### What you need to do
Output each entry verbatim and exclude every picture from it.

Structured figure records:
:::
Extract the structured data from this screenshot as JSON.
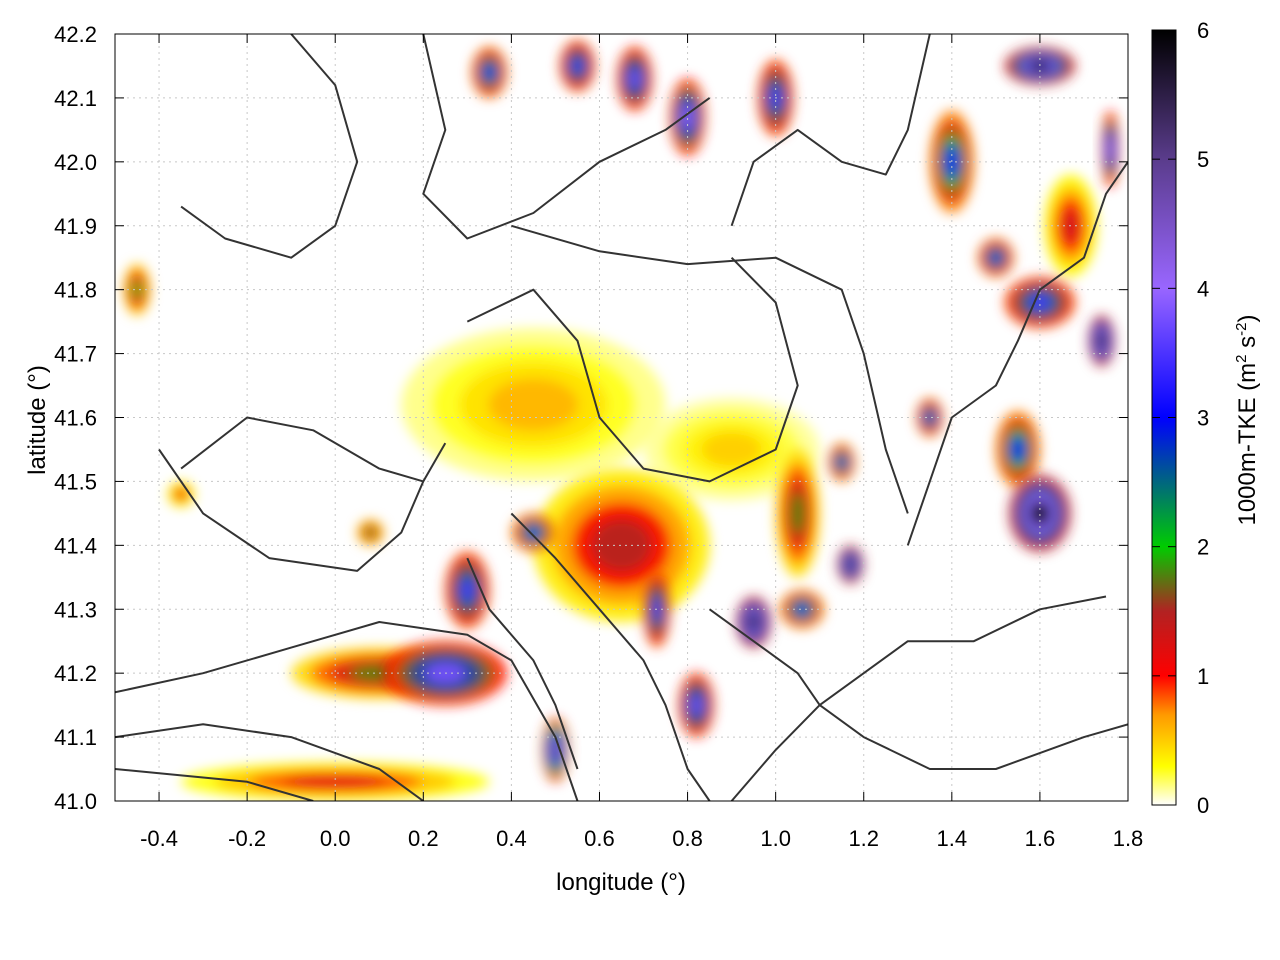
{
  "chart_data": {
    "type": "heatmap",
    "title": "",
    "xlabel": "longitude (°)",
    "ylabel": "latitude (°)",
    "xlim": [
      -0.5,
      1.8
    ],
    "ylim": [
      41.0,
      42.2
    ],
    "xticks": [
      -0.4,
      -0.2,
      0.0,
      0.2,
      0.4,
      0.6,
      0.8,
      1.0,
      1.2,
      1.4,
      1.6,
      1.8
    ],
    "xtick_labels": [
      "-0.4",
      "-0.2",
      "0.0",
      "0.2",
      "0.4",
      "0.6",
      "0.8",
      "1.0",
      "1.2",
      "1.4",
      "1.6",
      "1.8"
    ],
    "yticks": [
      41.0,
      41.1,
      41.2,
      41.3,
      41.4,
      41.5,
      41.6,
      41.7,
      41.8,
      41.9,
      42.0,
      42.1,
      42.2
    ],
    "ytick_labels": [
      "41.0",
      "41.1",
      "41.2",
      "41.3",
      "41.4",
      "41.5",
      "41.6",
      "41.7",
      "41.8",
      "41.9",
      "42.0",
      "42.1",
      "42.2"
    ],
    "grid": true,
    "colorbar": {
      "label": "1000m-TKE (m² s⁻²)",
      "label_main": "1000m-TKE (m",
      "label_sup1": "2",
      "label_mid": " s",
      "label_sup2": "-2",
      "label_end": ")",
      "min": 0,
      "max": 6,
      "ticks": [
        0,
        1,
        2,
        3,
        4,
        5,
        6
      ],
      "tick_labels": [
        "0",
        "1",
        "2",
        "3",
        "4",
        "5",
        "6"
      ],
      "colors": [
        {
          "value": 0.0,
          "color": "#ffffff"
        },
        {
          "value": 0.3,
          "color": "#ffff00"
        },
        {
          "value": 0.7,
          "color": "#ff9900"
        },
        {
          "value": 1.0,
          "color": "#ff0000"
        },
        {
          "value": 1.5,
          "color": "#b22222"
        },
        {
          "value": 2.0,
          "color": "#00cc00"
        },
        {
          "value": 3.0,
          "color": "#0000ff"
        },
        {
          "value": 4.0,
          "color": "#9966ff"
        },
        {
          "value": 5.0,
          "color": "#5a3c8c"
        },
        {
          "value": 6.0,
          "color": "#000000"
        }
      ]
    },
    "hotspots": [
      {
        "lon": 0.25,
        "lat": 41.2,
        "tke": 3.8,
        "rx": 0.14,
        "ry": 0.05
      },
      {
        "lon": 0.3,
        "lat": 41.33,
        "tke": 3.5,
        "rx": 0.05,
        "ry": 0.06
      },
      {
        "lon": 0.45,
        "lat": 41.42,
        "tke": 3.0,
        "rx": 0.05,
        "ry": 0.03
      },
      {
        "lon": 0.1,
        "lat": 41.2,
        "tke": 1.8,
        "rx": 0.2,
        "ry": 0.04
      },
      {
        "lon": 0.0,
        "lat": 41.03,
        "tke": 1.2,
        "rx": 0.35,
        "ry": 0.03
      },
      {
        "lon": 0.5,
        "lat": 41.08,
        "tke": 4.5,
        "rx": 0.03,
        "ry": 0.05
      },
      {
        "lon": 0.73,
        "lat": 41.3,
        "tke": 3.5,
        "rx": 0.03,
        "ry": 0.06
      },
      {
        "lon": 0.82,
        "lat": 41.15,
        "tke": 3.8,
        "rx": 0.04,
        "ry": 0.05
      },
      {
        "lon": 0.95,
        "lat": 41.28,
        "tke": 5.8,
        "rx": 0.04,
        "ry": 0.04
      },
      {
        "lon": 1.17,
        "lat": 41.37,
        "tke": 5.5,
        "rx": 0.03,
        "ry": 0.03
      },
      {
        "lon": 1.06,
        "lat": 41.3,
        "tke": 3.0,
        "rx": 0.05,
        "ry": 0.03
      },
      {
        "lon": 0.65,
        "lat": 41.4,
        "tke": 1.5,
        "rx": 0.2,
        "ry": 0.12
      },
      {
        "lon": 1.05,
        "lat": 41.45,
        "tke": 1.8,
        "rx": 0.05,
        "ry": 0.1
      },
      {
        "lon": 1.6,
        "lat": 41.45,
        "tke": 5.8,
        "rx": 0.07,
        "ry": 0.06
      },
      {
        "lon": 1.55,
        "lat": 41.55,
        "tke": 3.0,
        "rx": 0.05,
        "ry": 0.06
      },
      {
        "lon": 1.74,
        "lat": 41.72,
        "tke": 5.8,
        "rx": 0.03,
        "ry": 0.04
      },
      {
        "lon": 1.6,
        "lat": 41.78,
        "tke": 3.5,
        "rx": 0.08,
        "ry": 0.04
      },
      {
        "lon": 1.5,
        "lat": 41.85,
        "tke": 3.2,
        "rx": 0.04,
        "ry": 0.03
      },
      {
        "lon": 1.67,
        "lat": 41.9,
        "tke": 1.3,
        "rx": 0.06,
        "ry": 0.08
      },
      {
        "lon": 1.6,
        "lat": 42.15,
        "tke": 5.5,
        "rx": 0.08,
        "ry": 0.03
      },
      {
        "lon": 1.4,
        "lat": 42.0,
        "tke": 3.0,
        "rx": 0.05,
        "ry": 0.08
      },
      {
        "lon": 1.76,
        "lat": 42.02,
        "tke": 4.0,
        "rx": 0.02,
        "ry": 0.06
      },
      {
        "lon": 0.8,
        "lat": 42.07,
        "tke": 4.0,
        "rx": 0.04,
        "ry": 0.06
      },
      {
        "lon": 0.68,
        "lat": 42.13,
        "tke": 3.8,
        "rx": 0.04,
        "ry": 0.05
      },
      {
        "lon": 0.35,
        "lat": 42.14,
        "tke": 3.2,
        "rx": 0.04,
        "ry": 0.04
      },
      {
        "lon": 0.55,
        "lat": 42.15,
        "tke": 3.5,
        "rx": 0.04,
        "ry": 0.04
      },
      {
        "lon": 1.0,
        "lat": 42.1,
        "tke": 3.5,
        "rx": 0.04,
        "ry": 0.06
      },
      {
        "lon": 1.15,
        "lat": 41.53,
        "tke": 3.0,
        "rx": 0.03,
        "ry": 0.03
      },
      {
        "lon": 1.35,
        "lat": 41.6,
        "tke": 3.2,
        "rx": 0.03,
        "ry": 0.03
      },
      {
        "lon": 0.08,
        "lat": 41.42,
        "tke": 2.0,
        "rx": 0.03,
        "ry": 0.02
      },
      {
        "lon": -0.45,
        "lat": 41.8,
        "tke": 2.0,
        "rx": 0.03,
        "ry": 0.04
      },
      {
        "lon": -0.35,
        "lat": 41.48,
        "tke": 1.2,
        "rx": 0.03,
        "ry": 0.02
      },
      {
        "lon": 0.45,
        "lat": 41.62,
        "tke": 0.6,
        "rx": 0.3,
        "ry": 0.12
      },
      {
        "lon": 0.9,
        "lat": 41.55,
        "tke": 0.5,
        "rx": 0.2,
        "ry": 0.08
      }
    ]
  }
}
:::
### Solution to the exercise
Extract the structured data from this screenshot as JSON.
{
  "chart_data": {
    "type": "heatmap",
    "title": "",
    "xlabel": "longitude (°)",
    "ylabel": "latitude (°)",
    "xlim": [
      -0.5,
      1.8
    ],
    "ylim": [
      41.0,
      42.2
    ],
    "xticks": [
      -0.4,
      -0.2,
      0.0,
      0.2,
      0.4,
      0.6,
      0.8,
      1.0,
      1.2,
      1.4,
      1.6,
      1.8
    ],
    "xtick_labels": [
      "-0.4",
      "-0.2",
      "0.0",
      "0.2",
      "0.4",
      "0.6",
      "0.8",
      "1.0",
      "1.2",
      "1.4",
      "1.6",
      "1.8"
    ],
    "yticks": [
      41.0,
      41.1,
      41.2,
      41.3,
      41.4,
      41.5,
      41.6,
      41.7,
      41.8,
      41.9,
      42.0,
      42.1,
      42.2
    ],
    "ytick_labels": [
      "41.0",
      "41.1",
      "41.2",
      "41.3",
      "41.4",
      "41.5",
      "41.6",
      "41.7",
      "41.8",
      "41.9",
      "42.0",
      "42.1",
      "42.2"
    ],
    "grid": true,
    "colorbar": {
      "label": "1000m-TKE (m² s⁻²)",
      "label_main": "1000m-TKE (m",
      "label_sup1": "2",
      "label_mid": " s",
      "label_sup2": "-2",
      "label_end": ")",
      "min": 0,
      "max": 6,
      "ticks": [
        0,
        1,
        2,
        3,
        4,
        5,
        6
      ],
      "tick_labels": [
        "0",
        "1",
        "2",
        "3",
        "4",
        "5",
        "6"
      ],
      "colors": [
        {
          "value": 0.0,
          "color": "#ffffff"
        },
        {
          "value": 0.3,
          "color": "#ffff00"
        },
        {
          "value": 0.7,
          "color": "#ff9900"
        },
        {
          "value": 1.0,
          "color": "#ff0000"
        },
        {
          "value": 1.5,
          "color": "#b22222"
        },
        {
          "value": 2.0,
          "color": "#00cc00"
        },
        {
          "value": 3.0,
          "color": "#0000ff"
        },
        {
          "value": 4.0,
          "color": "#9966ff"
        },
        {
          "value": 5.0,
          "color": "#5a3c8c"
        },
        {
          "value": 6.0,
          "color": "#000000"
        }
      ]
    },
    "hotspots": [
      {
        "lon": 0.25,
        "lat": 41.2,
        "tke": 3.8,
        "rx": 0.14,
        "ry": 0.05
      },
      {
        "lon": 0.3,
        "lat": 41.33,
        "tke": 3.5,
        "rx": 0.05,
        "ry": 0.06
      },
      {
        "lon": 0.45,
        "lat": 41.42,
        "tke": 3.0,
        "rx": 0.05,
        "ry": 0.03
      },
      {
        "lon": 0.1,
        "lat": 41.2,
        "tke": 1.8,
        "rx": 0.2,
        "ry": 0.04
      },
      {
        "lon": 0.0,
        "lat": 41.03,
        "tke": 1.2,
        "rx": 0.35,
        "ry": 0.03
      },
      {
        "lon": 0.5,
        "lat": 41.08,
        "tke": 4.5,
        "rx": 0.03,
        "ry": 0.05
      },
      {
        "lon": 0.73,
        "lat": 41.3,
        "tke": 3.5,
        "rx": 0.03,
        "ry": 0.06
      },
      {
        "lon": 0.82,
        "lat": 41.15,
        "tke": 3.8,
        "rx": 0.04,
        "ry": 0.05
      },
      {
        "lon": 0.95,
        "lat": 41.28,
        "tke": 5.8,
        "rx": 0.04,
        "ry": 0.04
      },
      {
        "lon": 1.17,
        "lat": 41.37,
        "tke": 5.5,
        "rx": 0.03,
        "ry": 0.03
      },
      {
        "lon": 1.06,
        "lat": 41.3,
        "tke": 3.0,
        "rx": 0.05,
        "ry": 0.03
      },
      {
        "lon": 0.65,
        "lat": 41.4,
        "tke": 1.5,
        "rx": 0.2,
        "ry": 0.12
      },
      {
        "lon": 1.05,
        "lat": 41.45,
        "tke": 1.8,
        "rx": 0.05,
        "ry": 0.1
      },
      {
        "lon": 1.6,
        "lat": 41.45,
        "tke": 5.8,
        "rx": 0.07,
        "ry": 0.06
      },
      {
        "lon": 1.55,
        "lat": 41.55,
        "tke": 3.0,
        "rx": 0.05,
        "ry": 0.06
      },
      {
        "lon": 1.74,
        "lat": 41.72,
        "tke": 5.8,
        "rx": 0.03,
        "ry": 0.04
      },
      {
        "lon": 1.6,
        "lat": 41.78,
        "tke": 3.5,
        "rx": 0.08,
        "ry": 0.04
      },
      {
        "lon": 1.5,
        "lat": 41.85,
        "tke": 3.2,
        "rx": 0.04,
        "ry": 0.03
      },
      {
        "lon": 1.67,
        "lat": 41.9,
        "tke": 1.3,
        "rx": 0.06,
        "ry": 0.08
      },
      {
        "lon": 1.6,
        "lat": 42.15,
        "tke": 5.5,
        "rx": 0.08,
        "ry": 0.03
      },
      {
        "lon": 1.4,
        "lat": 42.0,
        "tke": 3.0,
        "rx": 0.05,
        "ry": 0.08
      },
      {
        "lon": 1.76,
        "lat": 42.02,
        "tke": 4.0,
        "rx": 0.02,
        "ry": 0.06
      },
      {
        "lon": 0.8,
        "lat": 42.07,
        "tke": 4.0,
        "rx": 0.04,
        "ry": 0.06
      },
      {
        "lon": 0.68,
        "lat": 42.13,
        "tke": 3.8,
        "rx": 0.04,
        "ry": 0.05
      },
      {
        "lon": 0.35,
        "lat": 42.14,
        "tke": 3.2,
        "rx": 0.04,
        "ry": 0.04
      },
      {
        "lon": 0.55,
        "lat": 42.15,
        "tke": 3.5,
        "rx": 0.04,
        "ry": 0.04
      },
      {
        "lon": 1.0,
        "lat": 42.1,
        "tke": 3.5,
        "rx": 0.04,
        "ry": 0.06
      },
      {
        "lon": 1.15,
        "lat": 41.53,
        "tke": 3.0,
        "rx": 0.03,
        "ry": 0.03
      },
      {
        "lon": 1.35,
        "lat": 41.6,
        "tke": 3.2,
        "rx": 0.03,
        "ry": 0.03
      },
      {
        "lon": 0.08,
        "lat": 41.42,
        "tke": 2.0,
        "rx": 0.03,
        "ry": 0.02
      },
      {
        "lon": -0.45,
        "lat": 41.8,
        "tke": 2.0,
        "rx": 0.03,
        "ry": 0.04
      },
      {
        "lon": -0.35,
        "lat": 41.48,
        "tke": 1.2,
        "rx": 0.03,
        "ry": 0.02
      },
      {
        "lon": 0.45,
        "lat": 41.62,
        "tke": 0.6,
        "rx": 0.3,
        "ry": 0.12
      },
      {
        "lon": 0.9,
        "lat": 41.55,
        "tke": 0.5,
        "rx": 0.2,
        "ry": 0.08
      }
    ]
  }
}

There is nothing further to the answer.